- Exercise directions:
Write out the rows exactly as they appear, starting at the line containing "- document-body: [142, 112, 812, 1089]" and ending at the line containing "Detect and localize", both included.

Layout dataset entries
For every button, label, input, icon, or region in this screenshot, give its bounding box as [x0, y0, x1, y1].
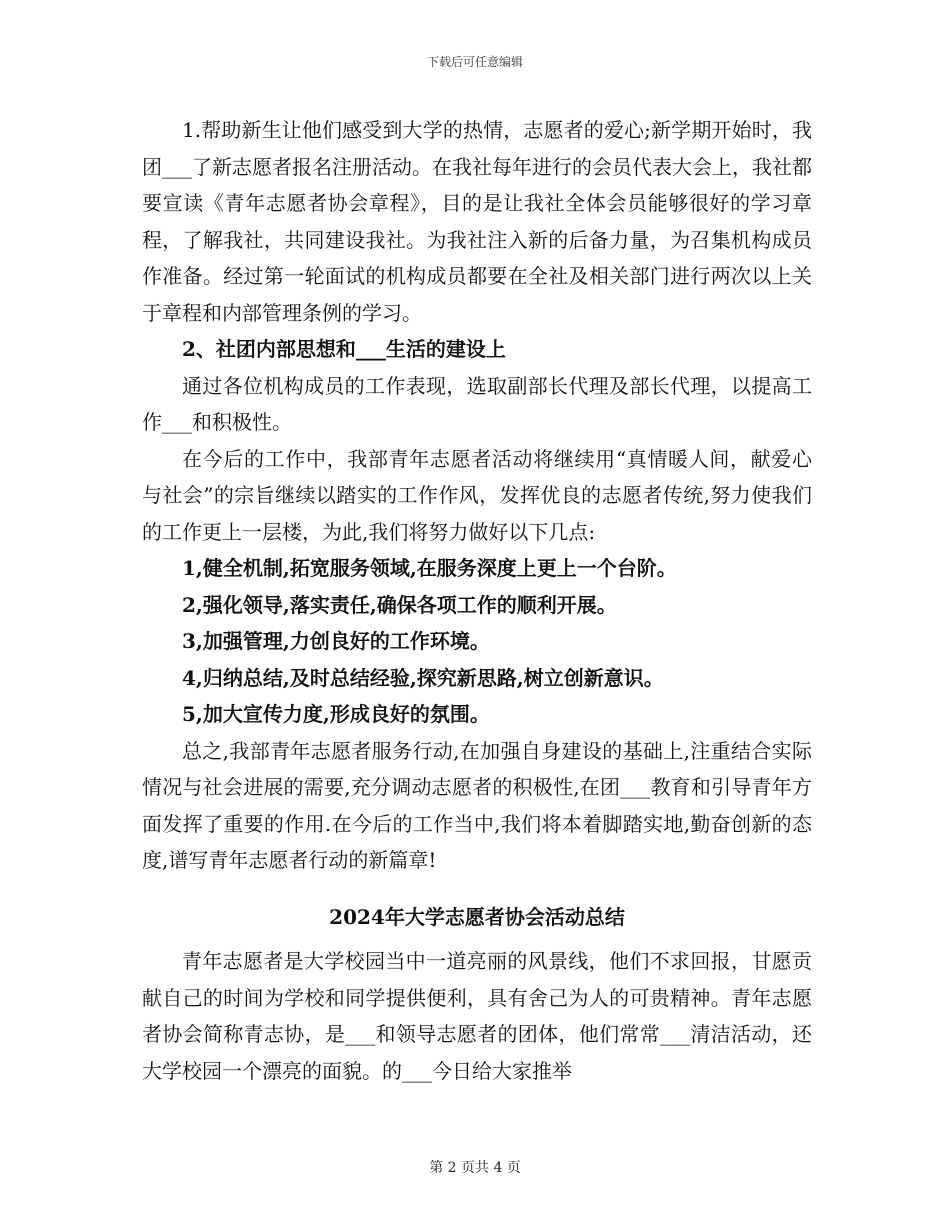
- document-body: [142, 112, 812, 1089]
- subheading-2: 2、社团内部思想和___生活的建设上: [182, 337, 506, 361]
- closing-paragraph: 总之,我部青年志愿者服务行动,在加强自身建设的基础上,注重结合实际情况与社会进展的需要,充分调动志愿者的积极性,在团___教育和引导青年方面发挥了重要的作用.在今后的工作当中,我们将本着脚踏实地,勤奋创新的态度,谱写青年志愿者行动的新篇章!: [142, 738, 812, 872]
- paragraph-4: 在今后的工作中，我部青年志愿者活动将继续用“真情暖人间，献爱心与社会”的宗旨继续以踏实的工作作风，发挥优良的志愿者传统,努力使我们的工作更上一层楼，为此,我们将努力做好以下几点:: [142, 446, 812, 544]
- page-header: 下载后可任意编辑: [426, 55, 523, 69]
- page-footer: 第 2 页共 4 页: [429, 1160, 521, 1176]
- paragraph-3: 通过各位机构成员的工作表现，选取副部长代理及部长代理，以提高工作___和积极性。: [142, 373, 812, 434]
- list-item-4: 4,归纳总结,及时总结经验,探究新思路,树立创新意识。: [182, 665, 664, 690]
- list-item-1: 1,健全机制,拓宽服务领域,在服务深度上更上一个台阶。: [182, 556, 677, 580]
- section-title: 2024年大学志愿者协会活动总结: [329, 904, 625, 929]
- list-item-2: 2,强化领导,落实责任,确保各项工作的顺利开展。: [182, 592, 617, 617]
- list-item-3: 3,加强管理,力创良好的工作环境。: [182, 629, 490, 653]
- section-paragraph: 青年志愿者是大学校园当中一道亮丽的风景线，他们不求回报，甘愿贡献自己的时间为学校和同学提供便利，具有舍己为人的可贵精神。青年志愿者协会简称青志协，是___和领导志愿者的团体，他们常常___清洁活动，还大学校园一个漂亮的面貌。的___今日给大家推举: [142, 949, 812, 1083]
- paragraph-1: 1.帮助新生让他们感受到大学的热情，志愿者的爱心;新学期开始时，我团___了新志愿者报名注册活动。在我社每年进行的会员代表大会上，我社都要宣读《青年志愿者协会章程》，目的是让我社全体会员能够很好的学习章程，了解我社，共同建设我社。为我社注入新的后备力量，为召集机构成员作准备。经过第一轮面试的机构成员都要在全社及相关部门进行两次以上关于章程和内部管理条例的学习。: [142, 118, 812, 325]
- list-item-5: 5,加大宣传力度,形成良好的氛围。: [182, 702, 490, 726]
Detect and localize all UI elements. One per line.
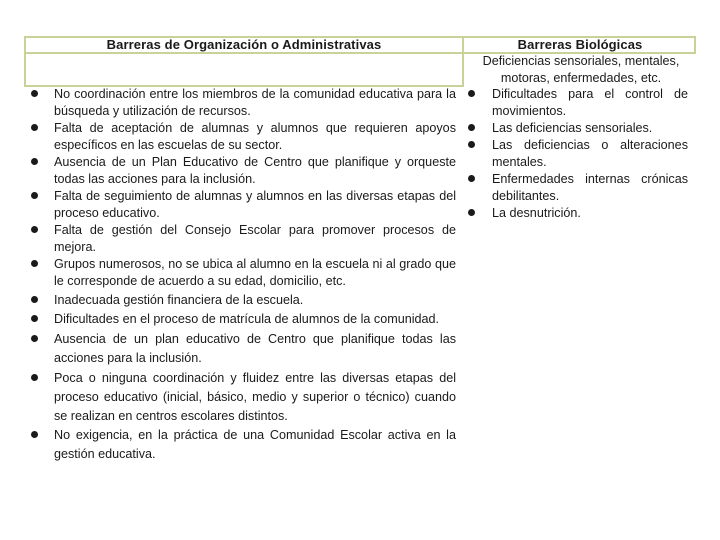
list-item: No coordinación entre los miembros de la comunidad educativa para la búsqueda y utilización de recursos. xyxy=(24,86,456,120)
list-item: Ausencia de un Plan Educativo de Centro que planifique y orqueste todas las acciones para la inclusión. xyxy=(24,154,456,188)
left-column-header: Barreras de Organización o Administrativas xyxy=(106,37,382,52)
list-item: Ausencia de un plan educativo de Centro que planifique todas las acciones para la inclusión. xyxy=(24,330,456,368)
bullet-icon xyxy=(468,124,475,131)
bullet-icon xyxy=(31,431,38,438)
bullet-icon xyxy=(31,260,38,267)
list-item: No exigencia, en la práctica de una Comunidad Escolar activa en la gestión educativa. xyxy=(24,426,456,464)
list-item: Inadecuada gestión financiera de la escuela. xyxy=(24,292,456,309)
list-item: Dificultades para el control de movimientos. xyxy=(466,86,688,120)
list-item: Falta de seguimiento de alumnas y alumnos en las diversas etapas del proceso educativo. xyxy=(24,188,456,222)
bullet-icon xyxy=(31,335,38,342)
bullet-icon xyxy=(468,141,475,148)
bullet-icon xyxy=(468,209,475,216)
list-item: Dificultades en el proceso de matrícula de alumnos de la comunidad. xyxy=(24,310,456,329)
list-item: Grupos numerosos, no se ubica al alumno en la escuela ni al grado que le corresponde de acuerdo a su edad, domicilio, etc. xyxy=(24,256,456,290)
bullet-icon xyxy=(468,90,475,97)
list-item: La desnutrición. xyxy=(466,205,688,222)
list-item: Poca o ninguna coordinación y fluidez entre las diversas etapas del proceso educativo (inicial, básico, medio y superior o técnico) cuando se realizan en centros escolares distintos. xyxy=(24,369,456,426)
bullet-icon xyxy=(31,90,38,97)
list-item: Falta de aceptación de alumnas y alumnos que requieren apoyos específicos en las escuelas de su sector. xyxy=(24,120,456,154)
list-item: Enfermedades internas crónicas debilitantes. xyxy=(466,171,688,205)
organizational-barriers-list xyxy=(24,86,456,464)
bullet-icon xyxy=(31,192,38,199)
list-item: Falta de gestión del Consejo Escolar para promover procesos de mejora. xyxy=(24,222,456,256)
bullet-icon xyxy=(31,158,38,165)
bullet-icon xyxy=(31,296,38,303)
bullet-icon xyxy=(31,124,38,131)
biological-barriers-list xyxy=(466,86,688,222)
right-column-header: Barreras Biológicas xyxy=(517,37,643,52)
bullet-icon xyxy=(31,226,38,233)
bullet-icon xyxy=(31,315,38,322)
biological-barriers-intro: Deficiencias sensoriales, mentales, motoras, enfermedades, etc. xyxy=(482,54,680,85)
list-item: Las deficiencias o alteraciones mentales. xyxy=(466,137,688,171)
list-item: Las deficiencias sensoriales. xyxy=(466,120,688,137)
bullet-icon xyxy=(468,175,475,182)
barriers-table xyxy=(24,36,696,485)
bullet-icon xyxy=(31,374,38,381)
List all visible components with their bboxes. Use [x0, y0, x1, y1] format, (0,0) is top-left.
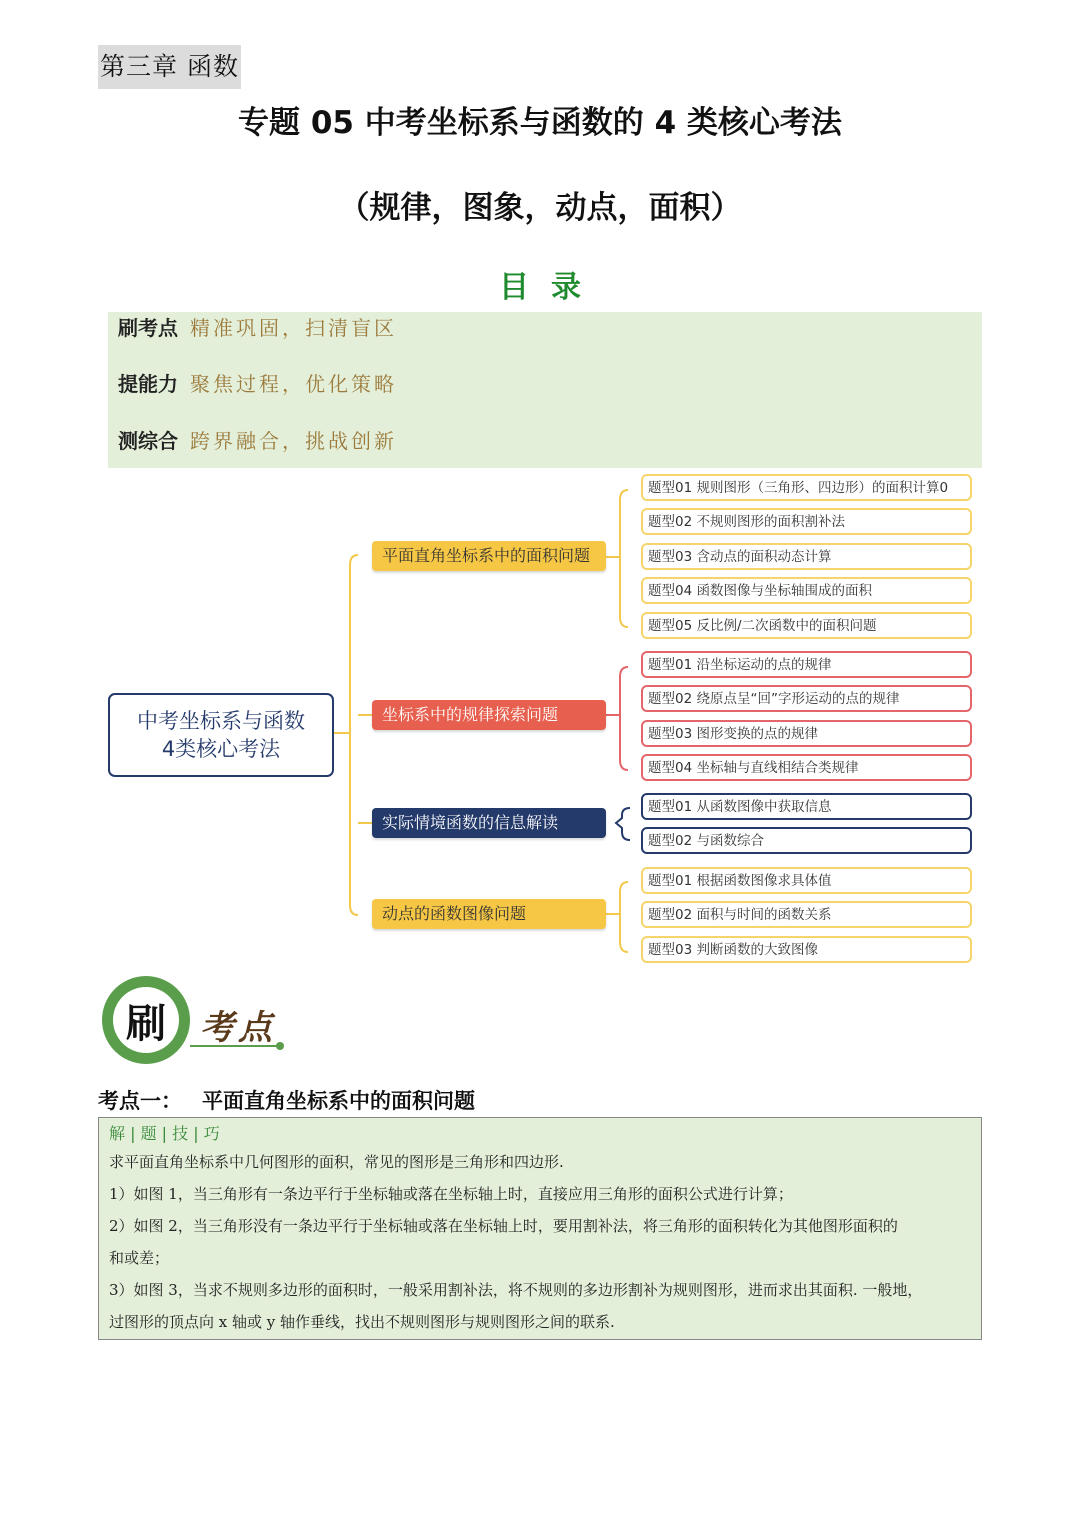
mindmap-category[interactable]: 坐标系中的规律探索问题 — [372, 700, 606, 730]
mindmap-leaf[interactable]: 题型03 图形变换的点的规律 — [641, 720, 972, 747]
mindmap-category[interactable]: 动点的函数图像问题 — [372, 899, 606, 929]
tip-line: 2）如图 2，当三角形没有一条边平行于坐标轴或落在坐标轴上时，要用割补法，将三角形的面积转化为其他图形面积的 — [109, 1217, 898, 1235]
tip-line: 1）如图 1，当三角形有一条边平行于坐标轴或落在坐标轴上时，直接应用三角形的面积公式进行计算； — [109, 1185, 793, 1203]
mindmap-root-line2: 4类核心考法 — [161, 737, 281, 761]
tips-header: 解 | 题 | 技 | 巧 — [109, 1124, 220, 1143]
mindmap-leaf[interactable]: 题型05 反比例/二次函数中的面积问题 — [641, 612, 972, 639]
mindmap-category[interactable]: 实际情境函数的信息解读 — [372, 808, 606, 838]
page-subtitle: （规律，图象，动点，面积） — [338, 190, 742, 226]
kaodian-title: 平面直角坐标系中的面积问题 — [202, 1089, 475, 1113]
mindmap-leaf[interactable]: 题型01 从函数图像中获取信息 — [641, 793, 972, 820]
kaodian-heading — [98, 1085, 475, 1115]
mindmap-root-line1: 中考坐标系与函数 — [137, 709, 305, 733]
mindmap-leaf[interactable]: 题型04 坐标轴与直线相结合类规律 — [641, 754, 972, 781]
toc-title: 目录 — [499, 270, 603, 305]
mindmap-leaf[interactable]: 题型02 与函数综合 — [641, 827, 972, 854]
mindmap-root — [108, 693, 334, 777]
tip-line: 和或差； — [109, 1249, 170, 1267]
mindmap-category[interactable]: 平面直角坐标系中的面积问题 — [372, 541, 606, 571]
toc-item-key: 测综合 — [118, 429, 178, 453]
chapter-label: 第三章 函数 — [98, 45, 241, 89]
badge-dot — [276, 1042, 284, 1050]
mindmap-leaf[interactable]: 题型04 函数图像与坐标轴围成的面积 — [641, 577, 972, 604]
mindmap-leaf[interactable]: 题型01 沿坐标运动的点的规律 — [641, 651, 972, 678]
mindmap-leaf[interactable]: 题型02 不规则图形的面积割补法 — [641, 508, 972, 535]
page-title: 专题 05 中考坐标系与函数的 4 类核心考法 — [238, 105, 842, 141]
mindmap-leaf[interactable]: 题型01 规则图形（三角形、四边形）的面积计算0 — [641, 474, 972, 501]
toc-item-value: 跨界融合，挑战创新 — [190, 429, 397, 453]
tip-line: 求平面直角坐标系中几何图形的面积，常见的图形是三角形和四边形. — [109, 1153, 564, 1171]
mindmap-leaf[interactable]: 题型03 含动点的面积动态计算 — [641, 543, 972, 570]
section-badge-icon — [102, 976, 190, 1064]
toc-item-key: 提能力 — [118, 372, 178, 396]
mindmap-leaf[interactable]: 题型03 判断函数的大致图像 — [641, 936, 972, 963]
mindmap-leaf[interactable]: 题型02 绕原点呈“回”字形运动的点的规律 — [641, 685, 972, 712]
badge-text: 考点 — [200, 1008, 276, 1048]
tip-line: 过图形的顶点向 x 轴或 y 轴作垂线，找出不规则图形与规则图形之间的联系. — [109, 1313, 615, 1331]
toc-item-key: 刷考点 — [118, 316, 178, 340]
mindmap-leaf[interactable]: 题型01 根据函数图像求具体值 — [641, 867, 972, 894]
kaodian-label: 考点一： — [98, 1089, 182, 1113]
toc-item-value: 精准巩固，扫清盲区 — [190, 316, 397, 340]
mindmap-leaf[interactable]: 题型02 面积与时间的函数关系 — [641, 901, 972, 928]
tip-line: 3）如图 3，当求不规则多边形的面积时，一般采用割补法，将不规则的多边形割补为规则图形，进而求出其面积. 一般地， — [109, 1281, 923, 1299]
tips-box — [98, 1117, 982, 1340]
badge-char: 刷 — [113, 987, 179, 1053]
toc-item-value: 聚焦过程，优化策略 — [190, 372, 397, 396]
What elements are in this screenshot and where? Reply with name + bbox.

- Final answer:
- document-body: [142, 112, 812, 1089]
- subheading-2: 2、社团内部思想和___生活的建设上: [182, 337, 506, 361]
- closing-paragraph: 总之,我部青年志愿者服务行动,在加强自身建设的基础上,注重结合实际情况与社会进展的需要,充分调动志愿者的积极性,在团___教育和引导青年方面发挥了重要的作用.在今后的工作当中,我们将本着脚踏实地,勤奋创新的态度,谱写青年志愿者行动的新篇章!: [142, 738, 812, 872]
- paragraph-4: 在今后的工作中，我部青年志愿者活动将继续用“真情暖人间，献爱心与社会”的宗旨继续以踏实的工作作风，发挥优良的志愿者传统,努力使我们的工作更上一层楼，为此,我们将努力做好以下几点:: [142, 446, 812, 544]
- page-header: 下载后可任意编辑: [426, 55, 523, 69]
- page-footer: 第 2 页共 4 页: [429, 1160, 521, 1176]
- paragraph-3: 通过各位机构成员的工作表现，选取副部长代理及部长代理，以提高工作___和积极性。: [142, 373, 812, 434]
- list-item-4: 4,归纳总结,及时总结经验,探究新思路,树立创新意识。: [182, 665, 664, 690]
- list-item-1: 1,健全机制,拓宽服务领域,在服务深度上更上一个台阶。: [182, 556, 677, 580]
- section-title: 2024年大学志愿者协会活动总结: [329, 904, 625, 929]
- list-item-2: 2,强化领导,落实责任,确保各项工作的顺利开展。: [182, 592, 617, 617]
- list-item-3: 3,加强管理,力创良好的工作环境。: [182, 629, 490, 653]
- section-paragraph: 青年志愿者是大学校园当中一道亮丽的风景线，他们不求回报，甘愿贡献自己的时间为学校和同学提供便利，具有舍己为人的可贵精神。青年志愿者协会简称青志协，是___和领导志愿者的团体，他们常常___清洁活动，还大学校园一个漂亮的面貌。的___今日给大家推举: [142, 949, 812, 1083]
- paragraph-1: 1.帮助新生让他们感受到大学的热情，志愿者的爱心;新学期开始时，我团___了新志愿者报名注册活动。在我社每年进行的会员代表大会上，我社都要宣读《青年志愿者协会章程》，目的是让我社全体会员能够很好的学习章程，了解我社，共同建设我社。为我社注入新的后备力量，为召集机构成员作准备。经过第一轮面试的机构成员都要在全社及相关部门进行两次以上关于章程和内部管理条例的学习。: [142, 118, 812, 325]
- list-item-5: 5,加大宣传力度,形成良好的氛围。: [182, 702, 490, 726]
Detect and localize all UI elements. One per line.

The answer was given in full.